* **Directions for this task**
The exercise asks you to copy every line below in which "liegt" appears.

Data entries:
— BEGIN —

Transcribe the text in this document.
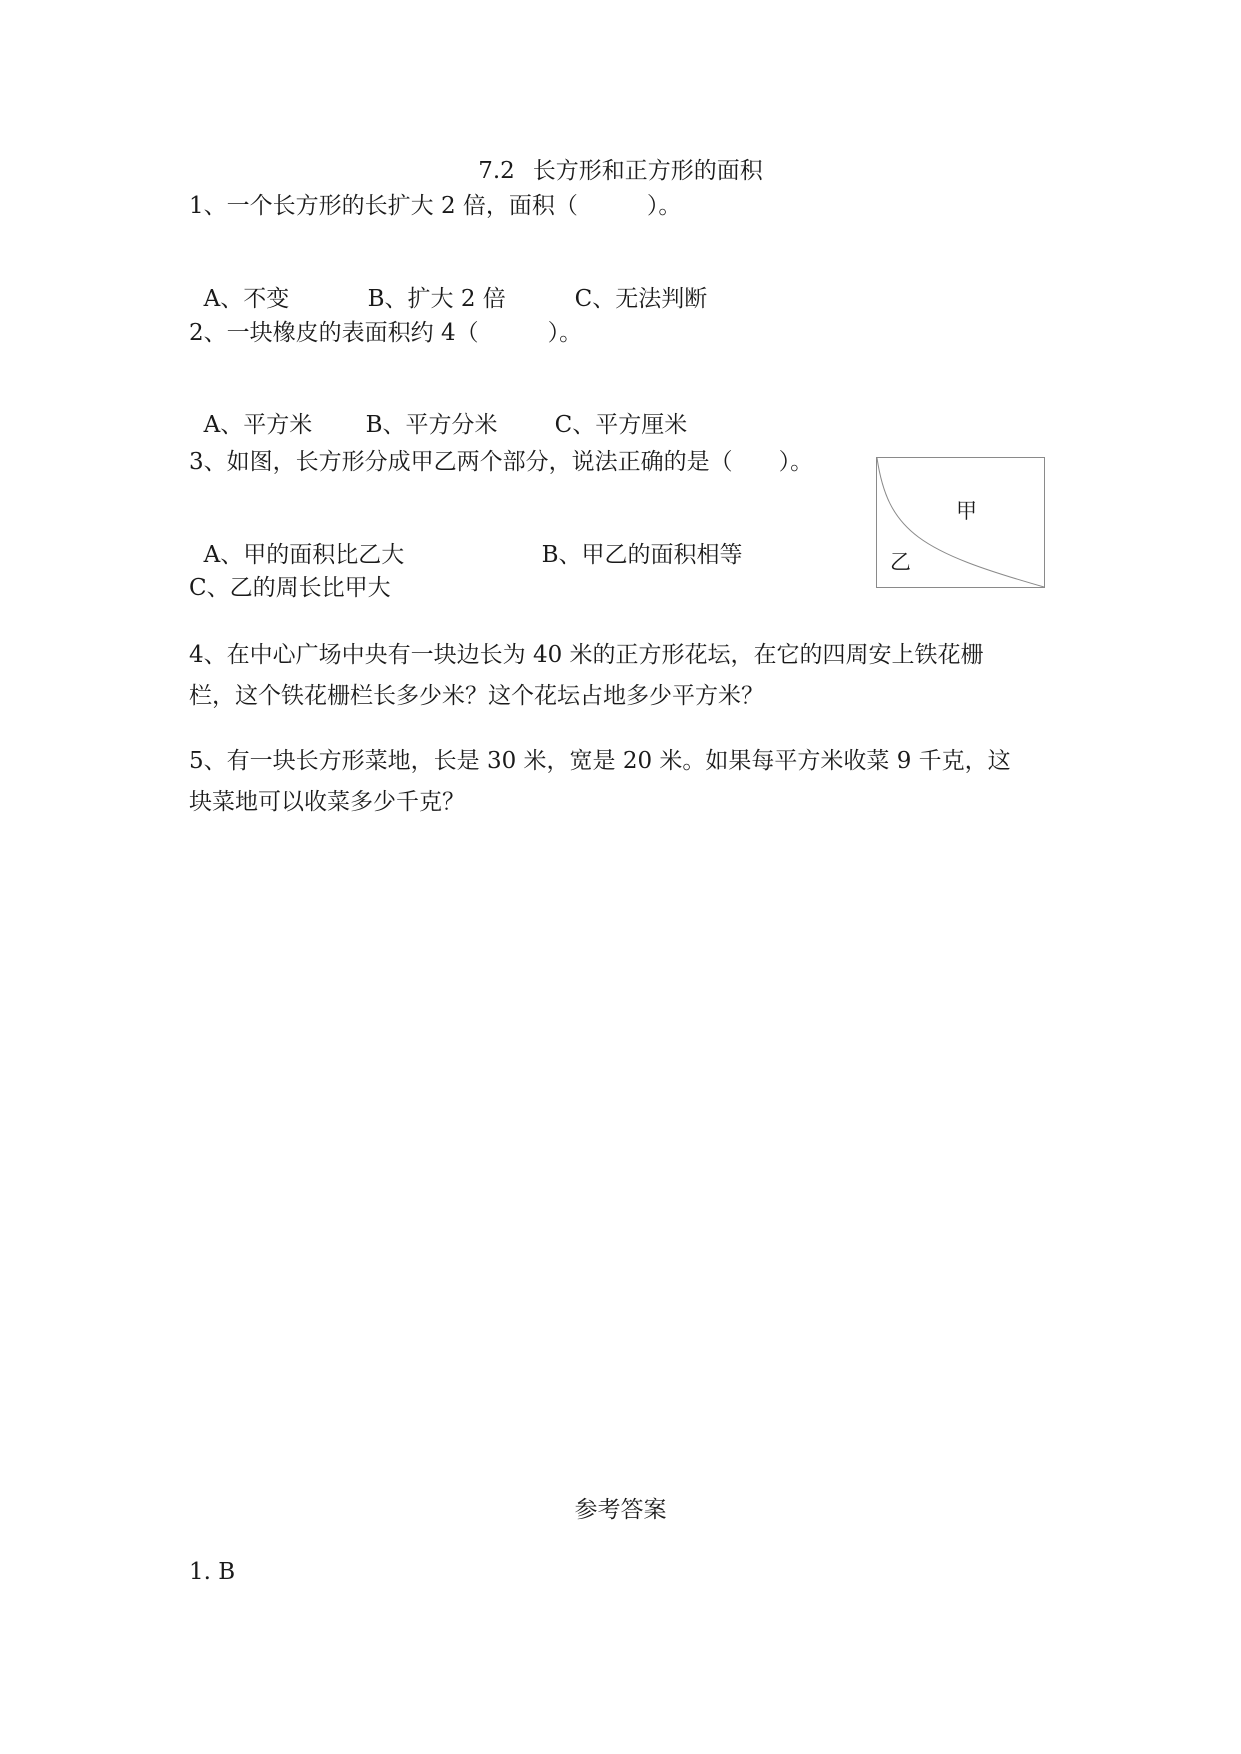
7.2 长方形和正方形的面积
1、一个长方形的长扩大 2 倍，面积（　　　）。

A、不变	B、扩大 2 倍	C、无法判断

2、一块橡皮的表面积约 4（　　　）。

A、平方米 B、平方分米 C、平方厘米

3、如图，长方形分成甲乙两个部分，说法正确的是（　　）。

A、甲的面积比乙大	B、甲乙的面积相等

C、乙的周长比甲大
甲
乙
4、在中心广场中央有一块边长为 40 米的正方形花坛，在它的四周安上铁花栅
栏，这个铁花栅栏长多少米？这个花坛占地多少平方米？
5、有一块长方形菜地，长是 30 米，宽是 20 米。如果每平方米收菜 9 千克，这
块菜地可以收菜多少千克？
参考答案
1. B
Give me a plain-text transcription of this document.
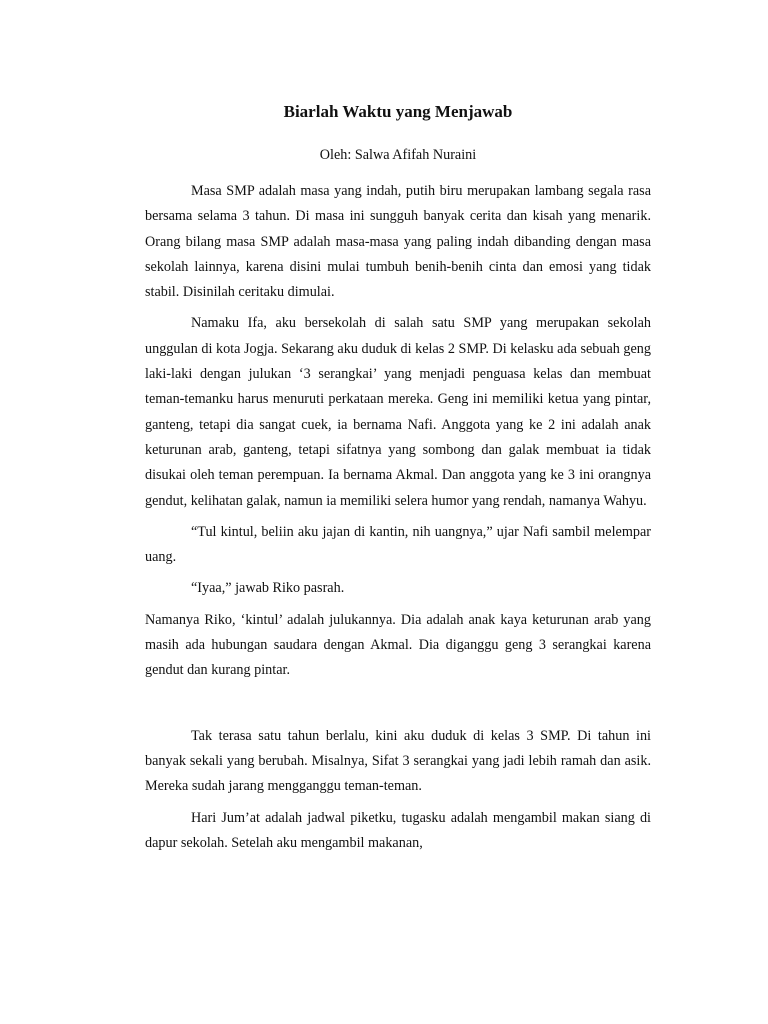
Biarlah Waktu yang Menjawab

Oleh: Salwa Afifah Nuraini

Masa SMP adalah masa yang indah, putih biru merupakan lambang segala rasa bersama selama 3 tahun. Di masa ini sungguh banyak cerita dan kisah yang menarik. Orang bilang masa SMP adalah masa-masa yang paling indah dibanding dengan masa sekolah lainnya, karena disini mulai tumbuh benih-benih cinta dan emosi yang tidak stabil. Disinilah ceritaku dimulai.

Namaku Ifa, aku bersekolah di salah satu SMP yang merupakan sekolah unggulan di kota Jogja. Sekarang aku duduk di kelas 2 SMP. Di kelasku ada sebuah geng laki-laki dengan julukan ‘3 serangkai’ yang menjadi penguasa kelas dan membuat teman-temanku harus menuruti perkataan mereka. Geng ini memiliki ketua yang pintar, ganteng, tetapi dia sangat cuek, ia bernama Nafi. Anggota yang ke 2 ini adalah anak keturunan arab, ganteng, tetapi sifatnya yang sombong dan galak membuat ia tidak disukai oleh teman perempuan. Ia bernama Akmal. Dan anggota yang ke 3 ini orangnya gendut, kelihatan galak, namun ia memiliki selera humor yang rendah, namanya Wahyu.

“Tul kintul, beliin aku jajan di kantin, nih uangnya,” ujar Nafi sambil melempar uang.

“Iyaa,” jawab Riko pasrah.

Namanya Riko, ‘kintul’ adalah julukannya. Dia adalah anak kaya keturunan arab yang masih ada hubungan saudara dengan Akmal. Dia diganggu geng 3 serangkai karena gendut dan kurang pintar.

Tak terasa satu tahun berlalu, kini aku duduk di kelas 3 SMP. Di tahun ini banyak sekali yang berubah. Misalnya, Sifat 3 serangkai yang jadi lebih ramah dan asik. Mereka sudah jarang mengganggu teman-teman.

Hari Jum’at adalah jadwal piketku, tugasku adalah mengambil makan siang di dapur sekolah. Setelah aku mengambil makanan,
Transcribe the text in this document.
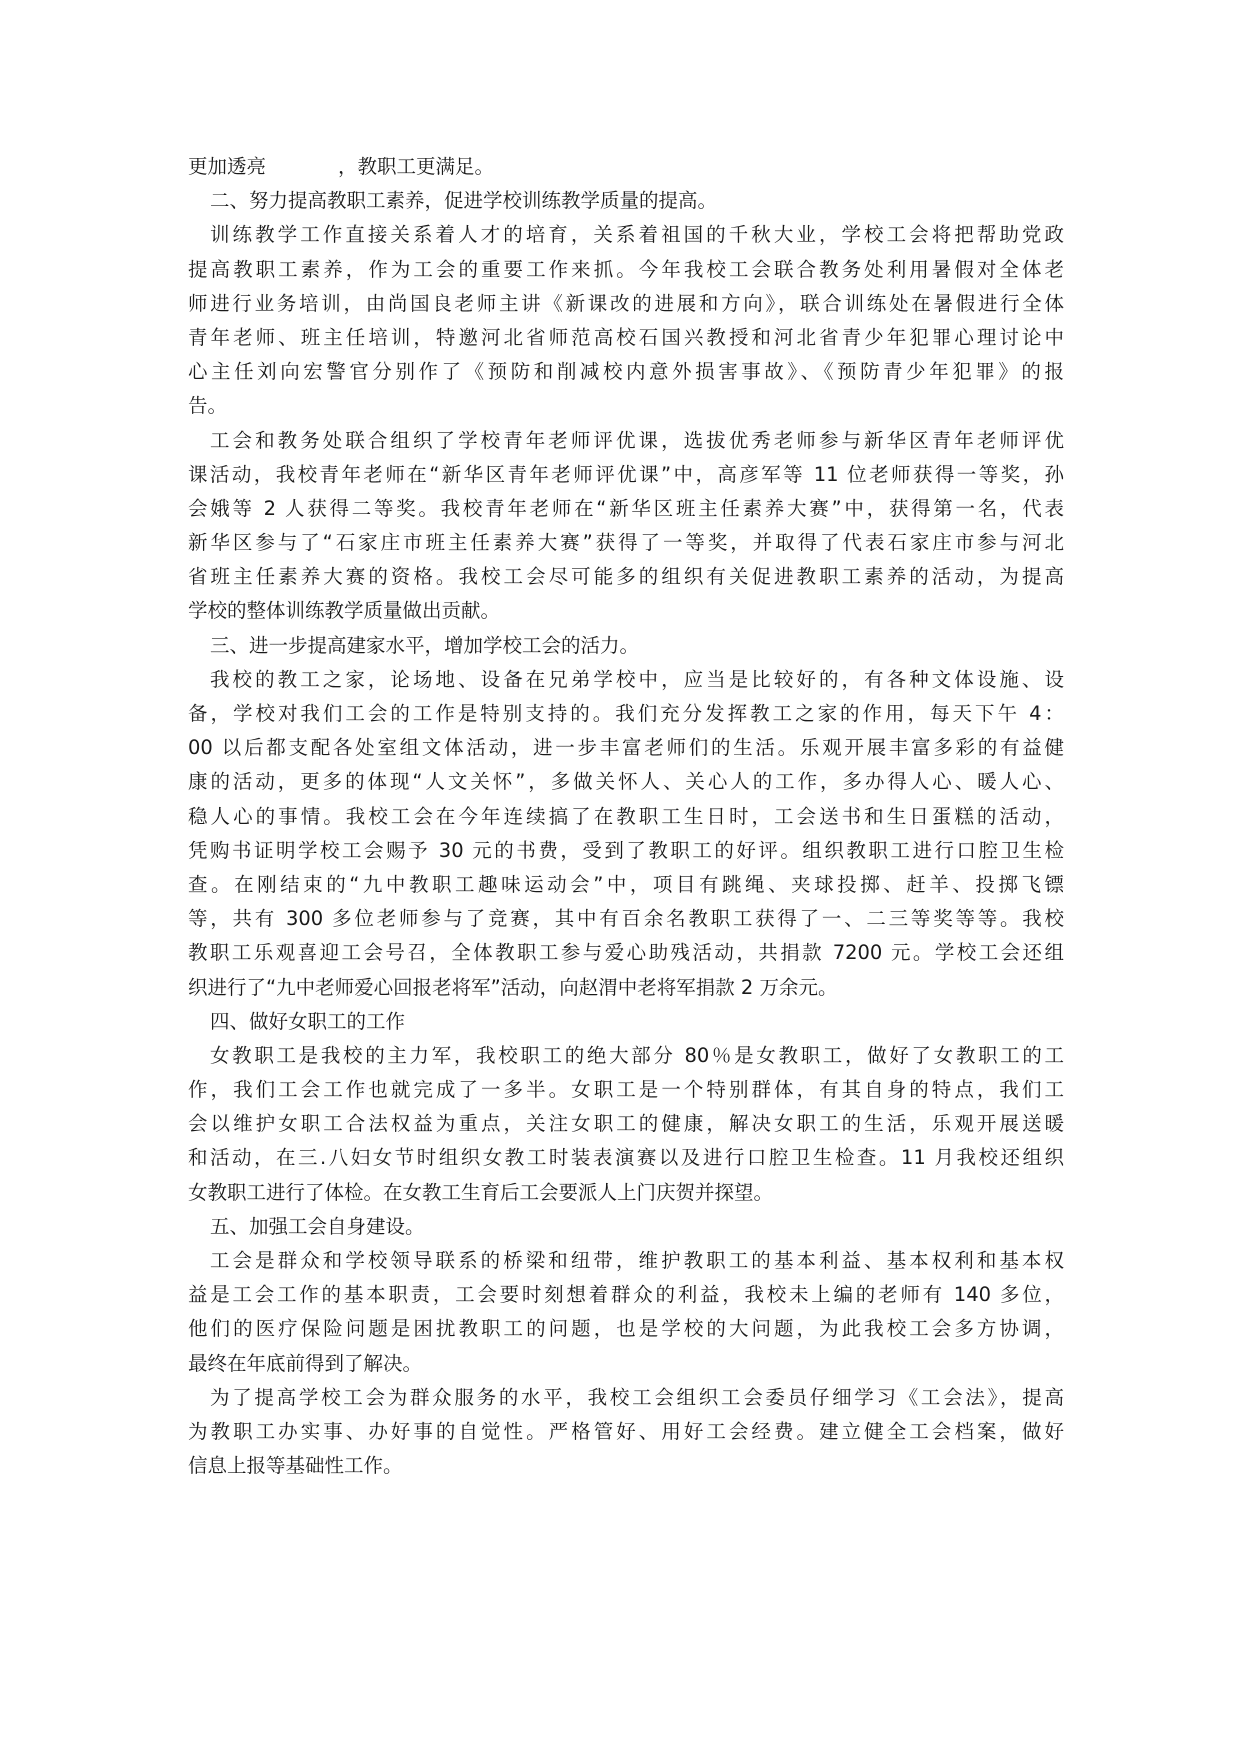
更加透亮	，教职工更满足。
二、努力提高教职工素养，促进学校训练教学质量的提高。
训练教学工作直接关系着人才的培育，关系着祖国的千秋大业，学校工会将把帮助党政
提高教职工素养，作为工会的重要工作来抓。今年我校工会联合教务处利用暑假对全体老
师进行业务培训，由尚国良老师主讲《新课改的进展和方向》，联合训练处在暑假进行全体
青年老师、班主任培训，特邀河北省师范高校石国兴教授和河北省青少年犯罪心理讨论中
心主任刘向宏警官分别作了《预防和削减校内意外损害事故》、《预防青少年犯罪》的报
告。
工会和教务处联合组织了学校青年老师评优课，选拔优秀老师参与新华区青年老师评优
课活动，我校青年老师在“新华区青年老师评优课”中，高彦军等 11 位老师获得一等奖，孙
会娥等 2 人获得二等奖。我校青年老师在“新华区班主任素养大赛”中，获得第一名，代表
新华区参与了“石家庄市班主任素养大赛”获得了一等奖，并取得了代表石家庄市参与河北
省班主任素养大赛的资格。我校工会尽可能多的组织有关促进教职工素养的活动，为提高
学校的整体训练教学质量做出贡献。
三、进一步提高建家水平，增加学校工会的活力。
我校的教工之家，论场地、设备在兄弟学校中，应当是比较好的，有各种文体设施、设
备，学校对我们工会的工作是特别支持的。我们充分发挥教工之家的作用，每天下午 4：
00 以后都支配各处室组文体活动，进一步丰富老师们的生活。乐观开展丰富多彩的有益健
康的活动，更多的体现“人文关怀”，多做关怀人、关心人的工作，多办得人心、暖人心、
稳人心的事情。我校工会在今年连续搞了在教职工生日时，工会送书和生日蛋糕的活动，
凭购书证明学校工会赐予 30 元的书费，受到了教职工的好评。组织教职工进行口腔卫生检
查。在刚结束的“九中教职工趣味运动会”中，项目有跳绳、夹球投掷、赶羊、投掷飞镖
等，共有 300 多位老师参与了竞赛，其中有百余名教职工获得了一、二三等奖等等。我校
教职工乐观喜迎工会号召，全体教职工参与爱心助残活动，共捐款 7200 元。学校工会还组
织进行了“九中老师爱心回报老将军”活动，向赵渭中老将军捐款 2 万余元。
四、做好女职工的工作
女教职工是我校的主力军，我校职工的绝大部分 80％是女教职工，做好了女教职工的工
作，我们工会工作也就完成了一多半。女职工是一个特别群体，有其自身的特点，我们工
会以维护女职工合法权益为重点，关注女职工的健康，解决女职工的生活，乐观开展送暖
和活动，在三.八妇女节时组织女教工时装表演赛以及进行口腔卫生检查。11 月我校还组织
女教职工进行了体检。在女教工生育后工会要派人上门庆贺并探望。
五、加强工会自身建设。
工会是群众和学校领导联系的桥梁和纽带，维护教职工的基本利益、基本权利和基本权
益是工会工作的基本职责，工会要时刻想着群众的利益，我校未上编的老师有 140 多位，
他们的医疗保险问题是困扰教职工的问题，也是学校的大问题，为此我校工会多方协调，
最终在年底前得到了解决。
为了提高学校工会为群众服务的水平，我校工会组织工会委员仔细学习《工会法》，提高
为教职工办实事、办好事的自觉性。严格管好、用好工会经费。建立健全工会档案，做好
信息上报等基础性工作。
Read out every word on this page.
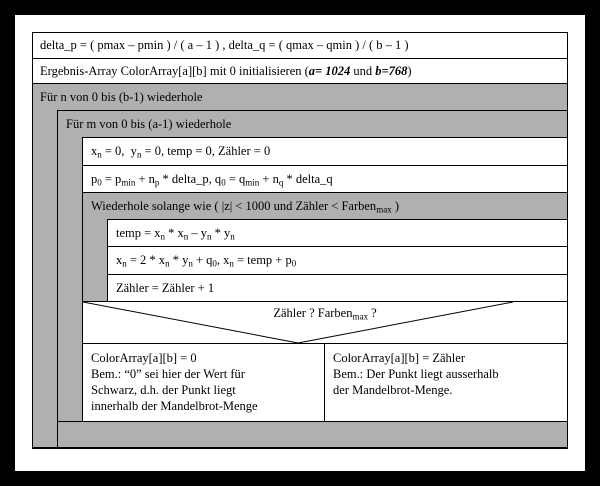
delta_p = ( pmax – pmin ) / ( a – 1 ) , delta_q = ( qmax – qmin ) / ( b – 1 )
Ergebnis-Array ColorArray[a][b] mit 0 initialisieren (a= 1024 und b=768)
Für n von 0 bis (b-1) wiederhole
Für m von 0 bis (a-1) wiederhole
$x_n = 0$,  $y_n = 0$, temp = 0, Zähler = 0
$p_0 = p_{min} + n_p$ * delta_p, $q_0 = q_{min} + n_q$ * delta_q
Wiederhole solange wie ( |z| < 1000 und Zähler < Farben$_{max}$ )
temp = $x_n * x_n - y_n * y_n$
$x_n = 2 * x_n * y_n + q_0$, $x_n$ = temp + $p_0$
Zähler = Zähler + 1
Zähler ? Farben$_{max}$ ?
ColorArray[a][b] = 0
Bem.: “0” sei hier der Wert für
Schwarz, d.h. der Punkt liegt
innerhalb der Mandelbrot-Menge
ColorArray[a][b] = Zähler
Bem.: Der Punkt liegt ausserhalb
der Mandelbrot-Menge.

— END —

* **Output for this task**
Schwarz, d.h. der Punkt liegt
Bem.: Der Punkt liegt ausserhalb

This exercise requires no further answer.